TRECHO CITADO:
/---

Na época, o delegado Guns não quis comentar as conversas que foram divulgadas.

Suspeitos identificados

Depois de dias colhendo depoimentos, analisando as redes sociais, os agentes da DHPP conseguiram identificar os responsáveis pelo seqüestro e assassinato de Gustavo. Para chegar nesse resultado, Guns ressaltou que as imagens de câmeras de segurança foram determinantes. “Elas nos auxiliaram e serviram de base para a linha de raciocínio”.

A suspeita de crime passional se mantinha diante de todas as evidências. Quase um mês depois do crime, a Polícia Civil, identificou as duas pessoas que eram as principais suspeitas de matarem o fotógrafo. Uma delas, era a mulher com quem Gustavo iria se encontrar na noite em que desapareceu.

Depois de pedir a prisão preventiva dos dois acusados, Guns comentou os diálogos nas redes sociais. “O diálogo é por meio do Facebook, utilizada por um perfil falso. Contudo, o perfil existe, é de um parente da foragida. O parente utilizou o Facebook no celular da foragida dias antes. A foragida utiliza esse perfil para se comunicar, porque dentro do seu celular havia a senha e usuário logado.”

Quem são os acusados?

Na conclusão do inquérito, a Polícia Civil, divulgou que os responsáveis pelo crime eram: Juliano Biron da Silva de 33 anos e Paula Caroline Ferreira Rodrigues de 21.

Suspeitos identificados (Foto: Polícia Civil/Divulgação

A motivação era de Juliano não aceitava contatos e uma aproximação de Gustavo com Paula.  Segundo a polícia, a vítima desconhecia as relações da mulher com Biron, um assaltante que migrou para o submundo das drogas, considerado um dos mais atuantes distribuidores de entorpecentes na Região Metropolitana, onde também seria sócio oculto de uma rede de lanchonetes.

Prisões

Paula e Juliano fugiram para Santa Catarina. Dias após divulgarem as identidades dos acusados, a Polícia Civil recebeu centenas de denuncias indicando o paradeiro dos foragidos.

A casa caiu para ambos em janeiro de 2016. Eles foram encontrados e presos em Balneário Camboriú.

Criminoso com ficha extensa

Juliano não tinha só o crime da morte de Gustavo na sua lista de antecedentes. Meses após o crime, a Polícia Civil apontou que ele era responsável por comandar um esquema que movimentava cerca de 400 kg em cocaína e crack, por mês, totalizando um ganho de R$ 2 milhões. Além disso, Biron tinha uma equipe responsável pela comercialização dos entorpecentes.

Juliano era investigado por outros crimes (Foto: Polícia Militar SC/Divulgação)

Em 2016, Juliano foi transferido para um presídio federal fora do Rio Grande do Sul. Na mesma época, a Polícia Civil deflagrou a operação “Pulso Firme” para combater o crime de lavagem de dinheiro por meio do tráfico de drogas.

\---

REGISTROS FORNECIDOS:
/---

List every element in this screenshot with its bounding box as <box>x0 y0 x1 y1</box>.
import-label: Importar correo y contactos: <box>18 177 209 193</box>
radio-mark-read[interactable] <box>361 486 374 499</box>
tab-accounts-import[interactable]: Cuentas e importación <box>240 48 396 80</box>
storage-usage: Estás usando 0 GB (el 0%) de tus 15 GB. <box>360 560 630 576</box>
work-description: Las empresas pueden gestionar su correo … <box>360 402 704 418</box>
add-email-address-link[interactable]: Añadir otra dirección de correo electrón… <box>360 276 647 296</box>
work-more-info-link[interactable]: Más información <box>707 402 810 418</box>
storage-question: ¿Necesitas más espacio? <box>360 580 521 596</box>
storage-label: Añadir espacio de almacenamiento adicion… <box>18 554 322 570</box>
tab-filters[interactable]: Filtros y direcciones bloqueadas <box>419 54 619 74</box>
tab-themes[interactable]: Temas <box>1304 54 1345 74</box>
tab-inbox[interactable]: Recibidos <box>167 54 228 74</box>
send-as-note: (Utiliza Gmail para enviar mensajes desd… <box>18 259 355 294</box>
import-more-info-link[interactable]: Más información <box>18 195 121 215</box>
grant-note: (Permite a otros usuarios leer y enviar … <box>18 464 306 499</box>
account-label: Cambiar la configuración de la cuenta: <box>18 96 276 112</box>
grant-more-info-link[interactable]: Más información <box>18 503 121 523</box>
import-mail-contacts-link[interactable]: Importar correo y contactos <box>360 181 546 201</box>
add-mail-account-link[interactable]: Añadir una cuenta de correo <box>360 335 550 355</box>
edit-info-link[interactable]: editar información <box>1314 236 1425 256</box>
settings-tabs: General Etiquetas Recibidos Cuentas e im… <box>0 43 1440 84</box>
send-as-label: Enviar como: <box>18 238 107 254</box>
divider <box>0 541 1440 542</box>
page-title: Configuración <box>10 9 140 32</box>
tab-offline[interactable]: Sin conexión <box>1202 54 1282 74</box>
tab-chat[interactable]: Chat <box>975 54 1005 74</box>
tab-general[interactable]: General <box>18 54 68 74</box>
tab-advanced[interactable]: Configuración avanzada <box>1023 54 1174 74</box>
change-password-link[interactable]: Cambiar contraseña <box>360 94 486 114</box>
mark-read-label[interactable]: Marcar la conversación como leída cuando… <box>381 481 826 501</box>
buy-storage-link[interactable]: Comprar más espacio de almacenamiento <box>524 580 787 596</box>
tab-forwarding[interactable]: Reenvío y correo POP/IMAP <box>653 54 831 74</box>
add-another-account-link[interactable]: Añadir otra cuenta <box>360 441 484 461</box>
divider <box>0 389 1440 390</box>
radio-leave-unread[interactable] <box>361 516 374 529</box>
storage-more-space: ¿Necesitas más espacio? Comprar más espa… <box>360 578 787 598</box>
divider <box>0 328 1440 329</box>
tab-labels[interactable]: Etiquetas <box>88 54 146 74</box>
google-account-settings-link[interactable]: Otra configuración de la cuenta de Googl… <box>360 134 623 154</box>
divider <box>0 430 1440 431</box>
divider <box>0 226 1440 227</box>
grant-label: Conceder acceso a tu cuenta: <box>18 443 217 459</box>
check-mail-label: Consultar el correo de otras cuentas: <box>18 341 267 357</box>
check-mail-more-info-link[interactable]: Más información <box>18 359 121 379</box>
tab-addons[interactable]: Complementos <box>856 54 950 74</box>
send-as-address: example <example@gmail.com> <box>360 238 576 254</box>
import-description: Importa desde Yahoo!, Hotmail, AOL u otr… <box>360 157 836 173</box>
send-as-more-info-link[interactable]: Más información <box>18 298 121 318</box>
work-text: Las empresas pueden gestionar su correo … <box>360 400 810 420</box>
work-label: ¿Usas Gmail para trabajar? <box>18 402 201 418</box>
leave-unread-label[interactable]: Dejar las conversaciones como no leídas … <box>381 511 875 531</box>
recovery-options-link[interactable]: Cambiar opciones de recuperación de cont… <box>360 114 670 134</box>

\---

TAREFAS PROPOSTAS:
A) Com base na reportagem sobre o assassinato do fotógrafo Gustavo, responda:
(i) Em que cidade os dois acusados foram encontrados e presos?
(ii) Que idade tinha Paula Caroline Ferreira Rodrigues, segundo a conclusão do inquérito?
(iii) Qual é o nome da operação deflagrada pela Polícia Civil em 2016?
B) Liste todos os intertítulos que dividem a reportagem sobre o assassinato do fotógrafo Gustavo, sem incluir as legendas de fotos.
C) Dê prosseguimento à reportagem sobre o assassinato do fotógrafo Gustavo a partir do ponto em que ela termina.
Os registros não são usados neste exercício.

RESULTADOS OBTIDOS:
A)
(i) Balneário Camboriú
(ii) 21 anos
(iii) "Pulso Firme"

B)
Suspeitos identificados
Quem são os acusados?
Prisões
Criminoso com ficha extensa

C)
As investigações apontaram que o suspeito seria o líder dessa organização criminosa voltada para o tráfico de drogas, a qual estaria lavando capitais no Rio Grande do Sul. “A lavagem ocorreria através da constituição de empresas, uma casa noturna na Capital, uma revenda de veículos em Canoas, uma distribuidora de alimentos, uma transportadora e um pub em Cachoeirinha, rede de lanchonetes com lojas em Porto Alegre, Canoas, Cachoeirinha, Gravataí, Tramandaí, Cidreira e Balneário Quintão, além de uma transportadora e imóveis em Santa Catarina, entre eles, o apartamento em que foi preso”, relatou o delegado Márcio Zachelo.

Além disso, ele fornecia drogas para líder de facção em Gravataí, que possuía um veículo blindado chamado de caveirão e que planejou a execução de uma juíza, bem como foi investigado por ser um dos detidos do Central que fugiria neste ano por um túnel descoberto pela polícia.

Por fim, Zachello descobriu que Biron tentou contratar dois advogados, um do Rio de Janeiro e outro de São Paulo, que defendem investigados e presos da operação Lava Jato da Polícia Federal. No entanto, não houve acordo.

Em liberdade

Paula, que foi Garota Verão em Nova Santa Rita no ano de 2010, teve a liberdade provisória concedida em novembro de 2018. A decisão foi da 1ª Vara Criminal de Canoas. Durante o processo judicial, ela teve pedidos de liberdade negados pela Justiça.

Paula está em liberdade (Foto: Polícia Civil/Divulgação)

Lembranças

Neste sábado (27), a família anunciou através das redes sociais, que será realizada uma missa pelos quatro anos da morte de Gustavo. A celebração vai acontecer no Santuário São Cristóvão, no bairro Igara, a partir das 19h. “Vamos orar pelo nosso anjo”, diz a família no convite.